Texto proporcionado -
::::

Con todo eso de la inclusión, la liberación, las “evoluciones”, “elevaciones” y “despertares de la conciencia”; los altruismos, feminismos, animalismos —entre tantos otros “ismos”— y los ensordecedores discursos de los revolucionarios chairos de clóset y de los defensores del tofu, el pan nuestro de cada día es escuchar a medio mundo hablar sobre cómo todos tienen derecho a todo, pero —y a propósito de la exclusión— nunca escuchamos a nadie hablar sobre los derechos de las arañas. A nadie. Desde hace mucho tiempo, a las pobrecitas se les negaron las bondades humanas del “¡Ay, qué lindo!”, y ahora nadie las toma en cuenta, a nadie le importa si comen, si tienen frío, si la lluvia se llevó su telaraña, ni mucho menos si sufren depresión.
Y es que las arañas no la tienen fácil. Pueden —o, mejor dicho, deben— pasar días, o incluso semanas, en el techo de tu cuarto sin haber comido nada más que un pobrecito gorgojo distraído o una mosquita frutera cansada de la vida. Nadie se inmuta de cuán triste es su vida: siempre solas, ágiles y astutas cazadoras furtivas; su inteligencia, al parecer, es solamente proporcional a su timidez y les cuesta muchísimo trabajo hacer amigos; para estas pobres criaturitas no hay opción, su naturaleza las lleva, irremediablemente, a ser ermitañas, aunque no lo quisieran. Pobres arañas. Su caso me recuerda, quizás, a las personas olvidadas por el mundo; esos tristes seres sin familia, sin amigos, sin un alma caritativa que rece por ellos; esas mismas tristes personas que sólo despiertan la atención de los vecinos cuando el olor de sus tristes y pútridos cadáveres se cuela por debajo de las puertas.
Qué curioso es ver al ser humano elegir sólo unos cuantos animales para ser “benévolo” con ellos. Es posible encontrar, por ejemplo, a un montón de viejecitas que compran una telera adicional que designan exclusivamente para alimentar a las palomas del parque, o a miles de “salvaperros” en las calles rescatando callejeritos y subiendo fotos a Facebook para encontrarles hogar —dejando muy claro, dicho sea de paso, que ellos sí viven en armonía con el universo y con todos los seres vivos—, y están también los que hacen marchas para defender la vida de los conejos de laboratorio—pero no la de las ratas porque no son lindas. En fin, hay muchos protectores de animales, pero ¿cuándo has visto a alguno de ellos compadeciéndose de un arácnido esquinero que sólo busca un hogar?, ¿acaso hay alguien en el mundo que al ver a una araña flaca y débil diga:“¡Ay, pobrecita!, iré a traerle un bicho para que coma”? No, ¿verdad? Nada hay de eso y, desgraciadamente, nadie inspeccionará el cempasúchil que irá a la basura en los próximos días para ver si en él se esconde algún pequeño artrópodo que pueda calmar el hambre de aquella solitaria y desafortunada compañera de casi todos los cuartos.

::::

Objetivo - Enumera todas las cosas de las arañas que, según el texto sobre los derechos de las arañas, a nadie le importan.

::::

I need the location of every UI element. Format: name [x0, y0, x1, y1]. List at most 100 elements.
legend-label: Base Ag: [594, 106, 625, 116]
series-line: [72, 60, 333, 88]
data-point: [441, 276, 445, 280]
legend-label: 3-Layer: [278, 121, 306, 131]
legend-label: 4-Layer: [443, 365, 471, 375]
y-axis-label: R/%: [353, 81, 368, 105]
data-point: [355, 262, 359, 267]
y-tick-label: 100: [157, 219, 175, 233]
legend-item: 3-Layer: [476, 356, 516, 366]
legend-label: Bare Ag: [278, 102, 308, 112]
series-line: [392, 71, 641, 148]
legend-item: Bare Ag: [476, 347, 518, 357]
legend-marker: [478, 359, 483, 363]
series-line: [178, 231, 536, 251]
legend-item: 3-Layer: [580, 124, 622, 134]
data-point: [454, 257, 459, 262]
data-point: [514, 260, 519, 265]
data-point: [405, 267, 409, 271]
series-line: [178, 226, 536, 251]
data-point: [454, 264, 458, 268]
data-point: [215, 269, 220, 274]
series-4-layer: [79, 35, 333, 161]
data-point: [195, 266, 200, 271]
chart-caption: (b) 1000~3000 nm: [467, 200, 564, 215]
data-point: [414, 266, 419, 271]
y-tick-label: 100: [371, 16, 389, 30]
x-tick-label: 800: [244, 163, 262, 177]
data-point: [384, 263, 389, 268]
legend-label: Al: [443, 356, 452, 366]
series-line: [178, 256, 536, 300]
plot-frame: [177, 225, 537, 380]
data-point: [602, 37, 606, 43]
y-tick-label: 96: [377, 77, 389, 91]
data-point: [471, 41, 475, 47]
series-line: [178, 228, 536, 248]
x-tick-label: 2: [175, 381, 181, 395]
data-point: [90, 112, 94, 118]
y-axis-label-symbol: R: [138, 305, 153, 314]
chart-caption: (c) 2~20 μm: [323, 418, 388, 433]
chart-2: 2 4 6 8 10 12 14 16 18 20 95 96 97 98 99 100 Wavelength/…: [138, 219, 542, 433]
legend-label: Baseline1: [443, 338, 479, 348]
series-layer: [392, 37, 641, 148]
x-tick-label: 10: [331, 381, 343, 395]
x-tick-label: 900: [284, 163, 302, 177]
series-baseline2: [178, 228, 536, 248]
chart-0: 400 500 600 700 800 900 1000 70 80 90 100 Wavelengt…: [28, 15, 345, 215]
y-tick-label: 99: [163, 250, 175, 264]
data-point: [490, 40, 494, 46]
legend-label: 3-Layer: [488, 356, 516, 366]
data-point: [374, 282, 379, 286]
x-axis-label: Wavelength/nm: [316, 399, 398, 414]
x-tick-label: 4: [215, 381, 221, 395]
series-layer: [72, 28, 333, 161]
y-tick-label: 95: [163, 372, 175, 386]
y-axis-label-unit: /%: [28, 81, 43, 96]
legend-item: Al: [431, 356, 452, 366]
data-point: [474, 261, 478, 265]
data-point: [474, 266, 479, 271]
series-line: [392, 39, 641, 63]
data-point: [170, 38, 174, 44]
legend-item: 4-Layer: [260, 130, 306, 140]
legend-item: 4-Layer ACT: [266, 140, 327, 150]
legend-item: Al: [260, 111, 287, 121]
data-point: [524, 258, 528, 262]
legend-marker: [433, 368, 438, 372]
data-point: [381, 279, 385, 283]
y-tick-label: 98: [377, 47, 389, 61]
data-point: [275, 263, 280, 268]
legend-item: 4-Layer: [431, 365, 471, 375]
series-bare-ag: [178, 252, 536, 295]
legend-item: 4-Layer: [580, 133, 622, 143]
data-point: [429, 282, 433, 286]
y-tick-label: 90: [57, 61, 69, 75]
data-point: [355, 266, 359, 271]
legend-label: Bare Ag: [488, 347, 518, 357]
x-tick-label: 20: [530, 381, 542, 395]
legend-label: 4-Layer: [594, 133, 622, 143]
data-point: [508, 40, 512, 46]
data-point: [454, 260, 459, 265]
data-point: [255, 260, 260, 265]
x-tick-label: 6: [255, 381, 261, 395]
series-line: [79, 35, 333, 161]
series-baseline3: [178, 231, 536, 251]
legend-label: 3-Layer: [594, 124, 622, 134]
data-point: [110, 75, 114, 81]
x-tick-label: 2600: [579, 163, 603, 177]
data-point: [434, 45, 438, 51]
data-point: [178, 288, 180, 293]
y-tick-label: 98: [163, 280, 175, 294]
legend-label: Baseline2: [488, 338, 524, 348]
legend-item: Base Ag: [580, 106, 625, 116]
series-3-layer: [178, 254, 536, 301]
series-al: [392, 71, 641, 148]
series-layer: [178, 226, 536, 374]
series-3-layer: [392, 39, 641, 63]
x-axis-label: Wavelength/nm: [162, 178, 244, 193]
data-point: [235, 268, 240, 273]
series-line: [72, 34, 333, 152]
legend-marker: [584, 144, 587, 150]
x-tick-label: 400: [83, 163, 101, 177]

::::

Respuesta del ejercicio -
- Si comen
- Si tienen frío
- Si la lluvia se llevó su telaraña
- Si sufren depresión